• _Work to do_:
Copy out the records below word for word, omitting the pictures.

• _Input records_:

>> Begin

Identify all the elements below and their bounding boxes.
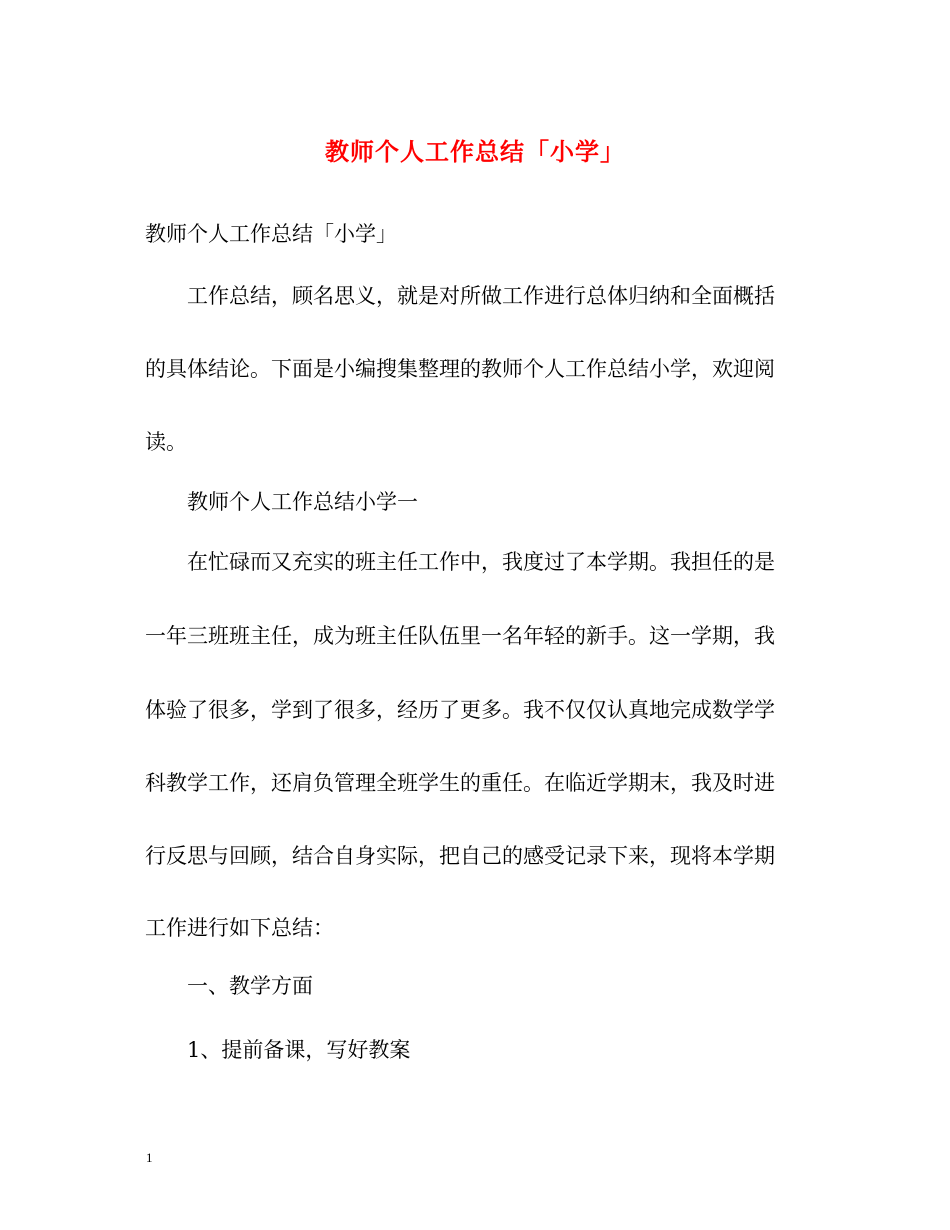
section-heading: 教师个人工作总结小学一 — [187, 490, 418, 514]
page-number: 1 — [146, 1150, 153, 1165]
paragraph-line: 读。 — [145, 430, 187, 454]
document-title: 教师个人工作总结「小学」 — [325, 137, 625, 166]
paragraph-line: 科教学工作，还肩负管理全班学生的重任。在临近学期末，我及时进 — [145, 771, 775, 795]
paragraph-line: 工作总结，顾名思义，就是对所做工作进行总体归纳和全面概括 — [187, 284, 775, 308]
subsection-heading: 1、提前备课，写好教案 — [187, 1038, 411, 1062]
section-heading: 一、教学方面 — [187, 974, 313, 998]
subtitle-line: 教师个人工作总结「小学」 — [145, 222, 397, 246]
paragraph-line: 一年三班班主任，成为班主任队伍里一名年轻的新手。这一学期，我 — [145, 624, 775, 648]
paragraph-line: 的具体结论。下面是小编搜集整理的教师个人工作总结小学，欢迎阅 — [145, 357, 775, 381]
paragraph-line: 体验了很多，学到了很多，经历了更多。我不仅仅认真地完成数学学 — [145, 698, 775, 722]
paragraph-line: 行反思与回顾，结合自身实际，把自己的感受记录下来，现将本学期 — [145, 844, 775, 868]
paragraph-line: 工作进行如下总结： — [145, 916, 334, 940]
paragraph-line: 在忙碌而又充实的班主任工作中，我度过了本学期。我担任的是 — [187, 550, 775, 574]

>> End

• _Correct answer_:
Identify all the elements below and their bounding boxes.
section-heading: 教师个人工作总结小学一 — [187, 490, 418, 514]
page-number: 1 — [146, 1150, 153, 1165]
paragraph-line: 读。 — [145, 430, 187, 454]
document-title: 教师个人工作总结「小学」 — [325, 137, 625, 166]
paragraph-line: 科教学工作，还肩负管理全班学生的重任。在临近学期末，我及时进 — [145, 771, 775, 795]
paragraph-line: 工作总结，顾名思义，就是对所做工作进行总体归纳和全面概括 — [187, 284, 775, 308]
subsection-heading: 1、提前备课，写好教案 — [187, 1038, 411, 1062]
section-heading: 一、教学方面 — [187, 974, 313, 998]
subtitle-line: 教师个人工作总结「小学」 — [145, 222, 397, 246]
paragraph-line: 一年三班班主任，成为班主任队伍里一名年轻的新手。这一学期，我 — [145, 624, 775, 648]
paragraph-line: 的具体结论。下面是小编搜集整理的教师个人工作总结小学，欢迎阅 — [145, 357, 775, 381]
paragraph-line: 体验了很多，学到了很多，经历了更多。我不仅仅认真地完成数学学 — [145, 698, 775, 722]
paragraph-line: 行反思与回顾，结合自身实际，把自己的感受记录下来，现将本学期 — [145, 844, 775, 868]
paragraph-line: 工作进行如下总结： — [145, 916, 334, 940]
paragraph-line: 在忙碌而又充实的班主任工作中，我度过了本学期。我担任的是 — [187, 550, 775, 574]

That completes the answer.